◆ Available records
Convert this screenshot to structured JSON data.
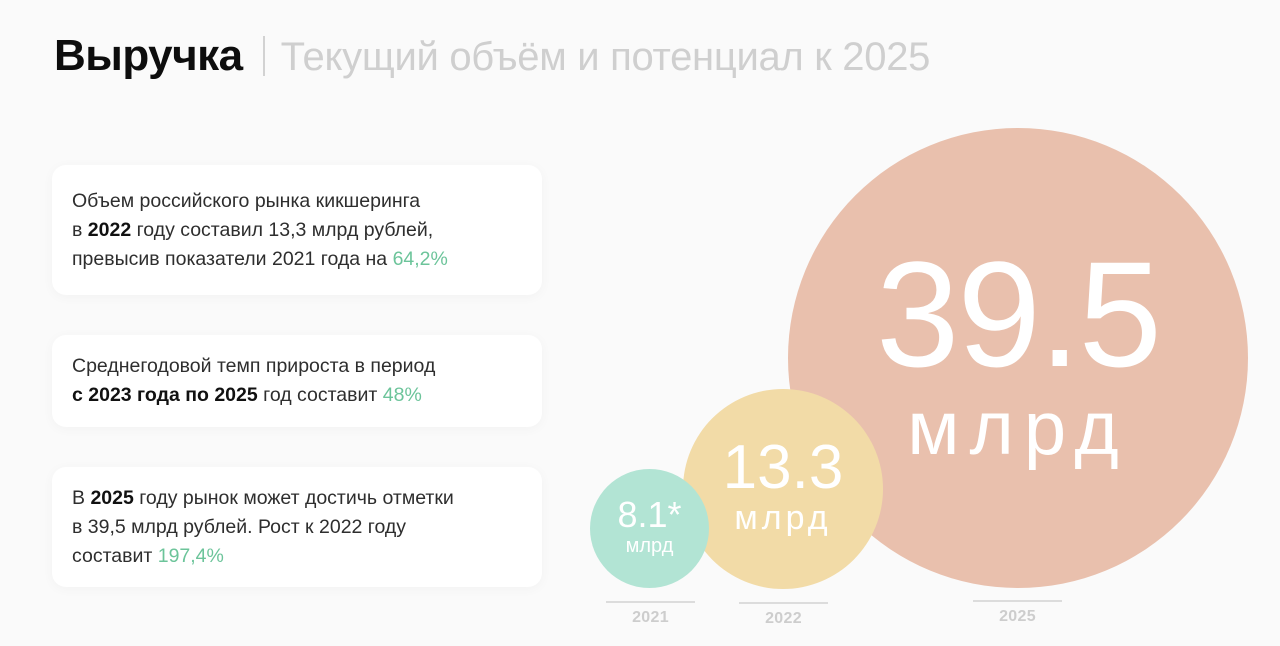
{
  "header": {
    "title": "Выручка",
    "subtitle": "Текущий объём и потенциал к 2025"
  },
  "cards": [
    {
      "line1": "Объем российского рынка кикшеринга",
      "pre_bold": "в ",
      "bold": "2022",
      "mid": " году  составил 13,3 млрд рублей,",
      "line3": "превысив показатели 2021 года на ",
      "accent": "64,2%"
    },
    {
      "line1": "Среднегодовой темп прироста в период",
      "bold": "с 2023 года по 2025",
      "mid": " год составит ",
      "accent": "48%"
    },
    {
      "pre_bold": "В ",
      "bold": "2025",
      "mid": " году рынок может достичь отметки",
      "line2": "в 39,5 млрд рублей. Рост к 2022 году",
      "line3": "составит ",
      "accent": "197,4%"
    }
  ],
  "colors": {
    "accent_green": "#6cc49a",
    "bubble_2021": "#b2e4d4",
    "bubble_2022": "#f2dba7",
    "bubble_2025": "#e9c0ad"
  },
  "chart_data": {
    "type": "bubble",
    "title": "Выручка | Текущий объём и потенциал к 2025",
    "categories": [
      "2021",
      "2022",
      "2025"
    ],
    "values": [
      8.1,
      13.3,
      39.5
    ],
    "unit": "млрд",
    "labels": [
      "8.1*",
      "13.3",
      "39.5"
    ],
    "annotations": [
      "* 2021 value marked with asterisk"
    ],
    "colors": [
      "#b2e4d4",
      "#f2dba7",
      "#e9c0ad"
    ],
    "xlabel": "",
    "ylabel": "",
    "grid": false,
    "legend": "none"
  },
  "bubbles": {
    "b2021": {
      "value": "8.1*",
      "unit": "млрд",
      "year": "2021"
    },
    "b2022": {
      "value": "13.3",
      "unit": "млрд",
      "year": "2022"
    },
    "b2025": {
      "value": "39.5",
      "unit": "млрд",
      "year": "2025"
    }
  }
}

◆ Requirement
Pictures in the records should not appear in your copy, but everything else must be transcribed exactly.

◆ Exercise response
Convert this screenshot to structured JSON data.
{
  "header": {
    "title": "Выручка",
    "subtitle": "Текущий объём и потенциал к 2025"
  },
  "cards": [
    {
      "line1": "Объем российского рынка кикшеринга",
      "pre_bold": "в ",
      "bold": "2022",
      "mid": " году  составил 13,3 млрд рублей,",
      "line3": "превысив показатели 2021 года на ",
      "accent": "64,2%"
    },
    {
      "line1": "Среднегодовой темп прироста в период",
      "bold": "с 2023 года по 2025",
      "mid": " год составит ",
      "accent": "48%"
    },
    {
      "pre_bold": "В ",
      "bold": "2025",
      "mid": " году рынок может достичь отметки",
      "line2": "в 39,5 млрд рублей. Рост к 2022 году",
      "line3": "составит ",
      "accent": "197,4%"
    }
  ],
  "colors": {
    "accent_green": "#6cc49a",
    "bubble_2021": "#b2e4d4",
    "bubble_2022": "#f2dba7",
    "bubble_2025": "#e9c0ad"
  },
  "chart_data": {
    "type": "bubble",
    "title": "Выручка | Текущий объём и потенциал к 2025",
    "categories": [
      "2021",
      "2022",
      "2025"
    ],
    "values": [
      8.1,
      13.3,
      39.5
    ],
    "unit": "млрд",
    "labels": [
      "8.1*",
      "13.3",
      "39.5"
    ],
    "annotations": [
      "* 2021 value marked with asterisk"
    ],
    "colors": [
      "#b2e4d4",
      "#f2dba7",
      "#e9c0ad"
    ],
    "xlabel": "",
    "ylabel": "",
    "grid": false,
    "legend": "none"
  },
  "bubbles": {
    "b2021": {
      "value": "8.1*",
      "unit": "млрд",
      "year": "2021"
    },
    "b2022": {
      "value": "13.3",
      "unit": "млрд",
      "year": "2022"
    },
    "b2025": {
      "value": "39.5",
      "unit": "млрд",
      "year": "2025"
    }
  }
}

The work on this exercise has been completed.